» **DATA**:

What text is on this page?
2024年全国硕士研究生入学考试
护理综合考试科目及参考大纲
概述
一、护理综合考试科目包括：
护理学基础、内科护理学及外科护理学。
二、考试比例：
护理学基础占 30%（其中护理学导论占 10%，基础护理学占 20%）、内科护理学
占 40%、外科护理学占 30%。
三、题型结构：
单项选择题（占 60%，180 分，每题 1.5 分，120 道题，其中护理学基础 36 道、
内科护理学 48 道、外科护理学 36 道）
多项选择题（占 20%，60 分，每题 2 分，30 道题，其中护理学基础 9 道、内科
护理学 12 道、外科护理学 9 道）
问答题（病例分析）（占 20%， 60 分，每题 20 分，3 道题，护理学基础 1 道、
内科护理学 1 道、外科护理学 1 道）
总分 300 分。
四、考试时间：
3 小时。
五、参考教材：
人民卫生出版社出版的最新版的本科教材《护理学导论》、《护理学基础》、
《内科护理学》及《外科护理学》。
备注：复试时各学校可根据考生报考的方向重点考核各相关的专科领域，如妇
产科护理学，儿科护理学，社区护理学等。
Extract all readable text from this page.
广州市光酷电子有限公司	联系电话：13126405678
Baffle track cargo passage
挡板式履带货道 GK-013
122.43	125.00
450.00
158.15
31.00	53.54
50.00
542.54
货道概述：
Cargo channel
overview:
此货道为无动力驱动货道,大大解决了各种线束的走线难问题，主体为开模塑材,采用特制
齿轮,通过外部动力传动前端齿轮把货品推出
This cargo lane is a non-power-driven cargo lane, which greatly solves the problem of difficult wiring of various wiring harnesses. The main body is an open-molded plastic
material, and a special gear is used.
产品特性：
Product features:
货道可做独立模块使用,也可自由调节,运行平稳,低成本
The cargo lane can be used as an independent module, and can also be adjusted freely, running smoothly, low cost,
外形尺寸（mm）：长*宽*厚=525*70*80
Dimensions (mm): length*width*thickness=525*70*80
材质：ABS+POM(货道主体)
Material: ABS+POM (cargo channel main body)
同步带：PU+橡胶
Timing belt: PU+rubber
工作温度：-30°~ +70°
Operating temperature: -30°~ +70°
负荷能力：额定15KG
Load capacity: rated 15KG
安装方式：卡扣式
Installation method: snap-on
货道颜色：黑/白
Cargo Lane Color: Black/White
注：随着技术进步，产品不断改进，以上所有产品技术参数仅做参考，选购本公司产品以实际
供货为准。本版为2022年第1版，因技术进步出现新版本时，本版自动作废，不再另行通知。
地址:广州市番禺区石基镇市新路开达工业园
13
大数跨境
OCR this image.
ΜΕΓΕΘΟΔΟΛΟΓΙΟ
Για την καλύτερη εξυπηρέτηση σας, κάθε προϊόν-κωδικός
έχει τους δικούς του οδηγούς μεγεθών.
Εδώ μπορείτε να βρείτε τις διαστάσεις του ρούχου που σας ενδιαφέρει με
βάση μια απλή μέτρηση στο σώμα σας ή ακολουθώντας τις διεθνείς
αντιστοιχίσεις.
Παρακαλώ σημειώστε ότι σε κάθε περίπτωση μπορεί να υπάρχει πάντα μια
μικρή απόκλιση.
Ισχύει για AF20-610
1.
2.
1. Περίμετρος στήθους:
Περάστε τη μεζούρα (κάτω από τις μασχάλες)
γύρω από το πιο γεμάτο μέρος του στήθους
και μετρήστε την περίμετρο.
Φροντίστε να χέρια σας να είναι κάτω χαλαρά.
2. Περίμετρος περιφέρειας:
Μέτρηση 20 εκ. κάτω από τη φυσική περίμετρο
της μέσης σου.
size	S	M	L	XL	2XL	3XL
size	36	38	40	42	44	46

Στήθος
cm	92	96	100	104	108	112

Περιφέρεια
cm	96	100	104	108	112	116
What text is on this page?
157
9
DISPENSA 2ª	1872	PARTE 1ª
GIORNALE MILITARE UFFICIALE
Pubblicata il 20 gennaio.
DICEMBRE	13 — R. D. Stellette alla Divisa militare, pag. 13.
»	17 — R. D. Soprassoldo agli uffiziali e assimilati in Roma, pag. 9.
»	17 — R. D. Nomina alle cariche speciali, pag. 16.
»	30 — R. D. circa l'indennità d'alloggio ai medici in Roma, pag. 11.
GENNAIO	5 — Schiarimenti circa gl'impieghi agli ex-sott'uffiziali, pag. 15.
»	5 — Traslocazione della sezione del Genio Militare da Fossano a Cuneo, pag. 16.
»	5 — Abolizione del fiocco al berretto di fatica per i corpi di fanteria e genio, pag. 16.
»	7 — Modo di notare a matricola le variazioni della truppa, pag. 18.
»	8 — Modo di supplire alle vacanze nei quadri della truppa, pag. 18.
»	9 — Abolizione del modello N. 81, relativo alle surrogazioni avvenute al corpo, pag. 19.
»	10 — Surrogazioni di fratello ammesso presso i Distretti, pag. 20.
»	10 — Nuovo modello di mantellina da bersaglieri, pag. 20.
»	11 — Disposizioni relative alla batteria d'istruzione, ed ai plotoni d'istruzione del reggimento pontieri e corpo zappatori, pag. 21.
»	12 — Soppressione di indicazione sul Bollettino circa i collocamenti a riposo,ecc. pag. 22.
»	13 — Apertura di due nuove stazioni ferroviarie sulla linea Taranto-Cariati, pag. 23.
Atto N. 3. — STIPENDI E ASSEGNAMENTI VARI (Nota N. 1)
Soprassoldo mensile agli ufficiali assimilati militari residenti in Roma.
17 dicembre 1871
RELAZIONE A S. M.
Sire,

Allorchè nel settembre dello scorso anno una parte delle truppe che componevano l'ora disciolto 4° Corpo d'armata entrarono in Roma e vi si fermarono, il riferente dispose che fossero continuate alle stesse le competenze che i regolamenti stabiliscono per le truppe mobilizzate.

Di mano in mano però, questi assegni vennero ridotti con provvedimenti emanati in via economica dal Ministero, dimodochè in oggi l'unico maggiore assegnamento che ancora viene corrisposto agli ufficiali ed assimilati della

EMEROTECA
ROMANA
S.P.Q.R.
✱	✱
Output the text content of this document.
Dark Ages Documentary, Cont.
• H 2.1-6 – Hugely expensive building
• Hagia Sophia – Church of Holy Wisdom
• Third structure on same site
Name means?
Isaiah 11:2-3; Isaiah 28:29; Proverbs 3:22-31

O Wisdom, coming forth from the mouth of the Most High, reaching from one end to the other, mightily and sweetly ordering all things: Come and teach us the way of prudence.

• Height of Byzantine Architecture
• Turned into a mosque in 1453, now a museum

» **TASK DESCRIPTION**: Determine the number of lines where the string "truppa" occurs, and give that number only.

» **ANSWER TO THE PROBLEM**: 2